* What the exercise asks: Where does the string "icon" appear? Copy every line of the entries below that holds it.

(Dataset items)
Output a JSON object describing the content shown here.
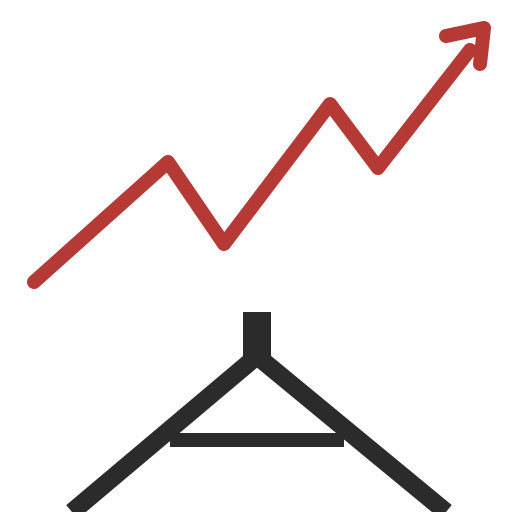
{
  "icon": {
    "name": "rising-trend-arrow-with-stand-icon",
    "colors": {
      "background": "#ffffff",
      "trend_line": "#b53a35",
      "stand": "#2b2b2b"
    }
  }
}
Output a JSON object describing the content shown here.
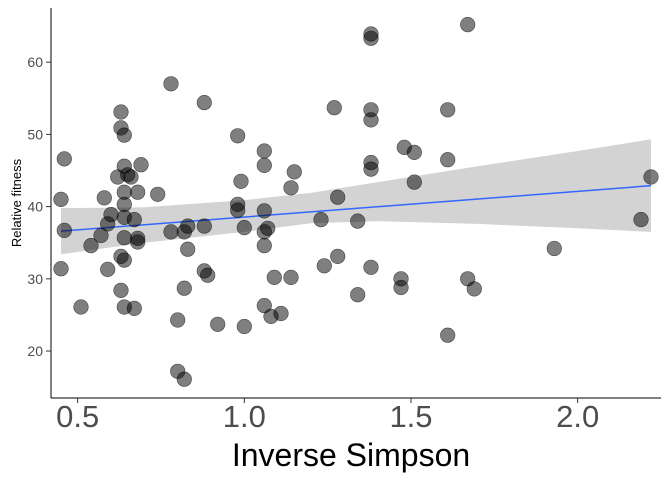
{
  "chart_data": {
    "type": "scatter",
    "title": "",
    "xlabel": "Inverse Simpson",
    "ylabel": "Relative fitness",
    "xlim": [
      0.42,
      2.25
    ],
    "ylim": [
      13.5,
      67.5
    ],
    "x_ticks": [
      0.5,
      1.0,
      1.5,
      2.0
    ],
    "x_tick_labels": [
      "0.5",
      "1.0",
      "1.5",
      "2.0"
    ],
    "y_ticks": [
      20,
      30,
      40,
      50,
      60
    ],
    "y_tick_labels": [
      "20",
      "30",
      "40",
      "50",
      "60"
    ],
    "grid": false,
    "legend": "none",
    "point_color": "#000000",
    "point_opacity": 0.5,
    "trend_color": "#3366FF",
    "band_color": "#D3D3D3",
    "points": [
      [
        0.45,
        41.0
      ],
      [
        0.45,
        31.4
      ],
      [
        0.46,
        46.6
      ],
      [
        0.46,
        36.7
      ],
      [
        0.51,
        26.1
      ],
      [
        0.54,
        34.6
      ],
      [
        0.57,
        36.0
      ],
      [
        0.58,
        41.2
      ],
      [
        0.59,
        37.6
      ],
      [
        0.59,
        31.3
      ],
      [
        0.6,
        38.9
      ],
      [
        0.62,
        44.1
      ],
      [
        0.63,
        53.1
      ],
      [
        0.63,
        50.9
      ],
      [
        0.63,
        28.4
      ],
      [
        0.63,
        33.1
      ],
      [
        0.64,
        49.9
      ],
      [
        0.64,
        45.6
      ],
      [
        0.64,
        42.0
      ],
      [
        0.64,
        40.3
      ],
      [
        0.64,
        38.5
      ],
      [
        0.64,
        35.7
      ],
      [
        0.64,
        32.6
      ],
      [
        0.64,
        26.1
      ],
      [
        0.65,
        44.4
      ],
      [
        0.66,
        44.1
      ],
      [
        0.67,
        38.2
      ],
      [
        0.67,
        25.9
      ],
      [
        0.68,
        42.0
      ],
      [
        0.68,
        35.6
      ],
      [
        0.68,
        35.1
      ],
      [
        0.69,
        45.8
      ],
      [
        0.74,
        41.7
      ],
      [
        0.78,
        57.0
      ],
      [
        0.78,
        36.5
      ],
      [
        0.8,
        24.3
      ],
      [
        0.8,
        17.2
      ],
      [
        0.82,
        36.5
      ],
      [
        0.82,
        28.7
      ],
      [
        0.82,
        16.1
      ],
      [
        0.83,
        37.3
      ],
      [
        0.83,
        34.1
      ],
      [
        0.88,
        54.4
      ],
      [
        0.88,
        37.3
      ],
      [
        0.88,
        31.1
      ],
      [
        0.89,
        30.5
      ],
      [
        0.92,
        23.7
      ],
      [
        0.98,
        49.8
      ],
      [
        0.98,
        40.3
      ],
      [
        0.98,
        39.5
      ],
      [
        0.99,
        43.5
      ],
      [
        1.0,
        37.1
      ],
      [
        1.0,
        23.4
      ],
      [
        1.06,
        47.7
      ],
      [
        1.06,
        45.7
      ],
      [
        1.06,
        39.4
      ],
      [
        1.06,
        36.5
      ],
      [
        1.06,
        34.6
      ],
      [
        1.06,
        26.3
      ],
      [
        1.07,
        37.0
      ],
      [
        1.08,
        24.8
      ],
      [
        1.09,
        30.2
      ],
      [
        1.11,
        25.2
      ],
      [
        1.14,
        42.6
      ],
      [
        1.14,
        30.2
      ],
      [
        1.15,
        44.8
      ],
      [
        1.23,
        38.2
      ],
      [
        1.24,
        31.8
      ],
      [
        1.27,
        53.7
      ],
      [
        1.28,
        41.3
      ],
      [
        1.28,
        33.1
      ],
      [
        1.34,
        38.0
      ],
      [
        1.34,
        27.8
      ],
      [
        1.38,
        63.9
      ],
      [
        1.38,
        63.3
      ],
      [
        1.38,
        53.4
      ],
      [
        1.38,
        52.0
      ],
      [
        1.38,
        46.1
      ],
      [
        1.38,
        45.2
      ],
      [
        1.38,
        31.6
      ],
      [
        1.47,
        30.0
      ],
      [
        1.47,
        28.8
      ],
      [
        1.48,
        48.2
      ],
      [
        1.51,
        47.5
      ],
      [
        1.51,
        43.4
      ],
      [
        1.61,
        53.4
      ],
      [
        1.61,
        46.5
      ],
      [
        1.61,
        22.2
      ],
      [
        1.67,
        65.2
      ],
      [
        1.67,
        30.0
      ],
      [
        1.69,
        28.6
      ],
      [
        1.93,
        34.2
      ],
      [
        2.19,
        38.2
      ],
      [
        2.22,
        44.1
      ]
    ],
    "trend_line": {
      "x": [
        0.45,
        2.22
      ],
      "y": [
        36.6,
        42.9
      ]
    },
    "confidence_band": {
      "x": [
        0.45,
        0.7,
        1.0,
        1.2,
        1.4,
        1.7,
        2.0,
        2.22
      ],
      "upper": [
        39.8,
        39.9,
        40.9,
        41.9,
        43.4,
        45.6,
        47.7,
        49.3
      ],
      "lower": [
        33.4,
        35.0,
        36.5,
        37.7,
        38.0,
        37.6,
        37.0,
        36.5
      ]
    }
  }
}
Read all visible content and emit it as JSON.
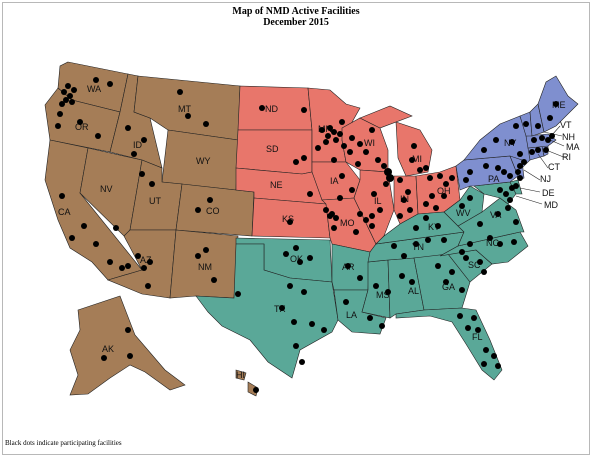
{
  "title": {
    "line1": "Map of NMD Active Facilities",
    "line2": "December 2015"
  },
  "footnote": "Black dots indicate participating facilities",
  "colors": {
    "west": "#a57d57",
    "midwest": "#e8766b",
    "south": "#5aa898",
    "northeast": "#7f8fcf",
    "border": "#222222",
    "dot": "#000000"
  },
  "states": {
    "WA": "WA",
    "OR": "OR",
    "CA": "CA",
    "NV": "NV",
    "ID": "ID",
    "MT": "MT",
    "WY": "WY",
    "UT": "UT",
    "CO": "CO",
    "AZ": "AZ",
    "NM": "NM",
    "AK": "AK",
    "HI": "HI",
    "ND": "ND",
    "SD": "SD",
    "NE": "NE",
    "KS": "KS",
    "MN": "MN",
    "IA": "IA",
    "MO": "MO",
    "WI": "WI",
    "IL": "IL",
    "IN": "IN",
    "MI": "MI",
    "OH": "OH",
    "OK": "OK",
    "TX": "TX",
    "AR": "AR",
    "LA": "LA",
    "MS": "MS",
    "AL": "AL",
    "TN": "TN",
    "KY": "KY",
    "GA": "GA",
    "FL": "FL",
    "SC": "SC",
    "NC": "NC",
    "VA": "VA",
    "WV": "WV",
    "DE": "DE",
    "MD": "MD",
    "PA": "PA",
    "NY": "NY",
    "NJ": "NJ",
    "CT": "CT",
    "RI": "RI",
    "MA": "MA",
    "VT": "VT",
    "NH": "NH",
    "ME": "ME"
  },
  "facility_markers": {
    "WA": 9,
    "OR": 4,
    "CA": 7,
    "NV": 1,
    "ID": 1,
    "MT": 3,
    "WY": 1,
    "UT": 3,
    "CO": 2,
    "AZ": 4,
    "NM": 3,
    "AK": 3,
    "HI": 1,
    "ND": 2,
    "SD": 2,
    "NE": 1,
    "KS": 3,
    "MN": 10,
    "IA": 4,
    "MO": 7,
    "WI": 8,
    "IL": 6,
    "IN": 5,
    "MI": 4,
    "OH": 8,
    "OK": 4,
    "TX": 9,
    "AR": 2,
    "LA": 3,
    "MS": 2,
    "AL": 2,
    "TN": 5,
    "KY": 3,
    "GA": 4,
    "FL": 8,
    "SC": 3,
    "NC": 5,
    "VA": 4,
    "WV": 2,
    "DE": 1,
    "MD": 4,
    "PA": 6,
    "NY": 6,
    "NJ": 3,
    "CT": 2,
    "RI": 1,
    "MA": 4,
    "VT": 1,
    "NH": 1,
    "ME": 2
  }
}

* Problem solution:
  "icon": {
    "name": "rising-trend-arrow-with-stand-icon",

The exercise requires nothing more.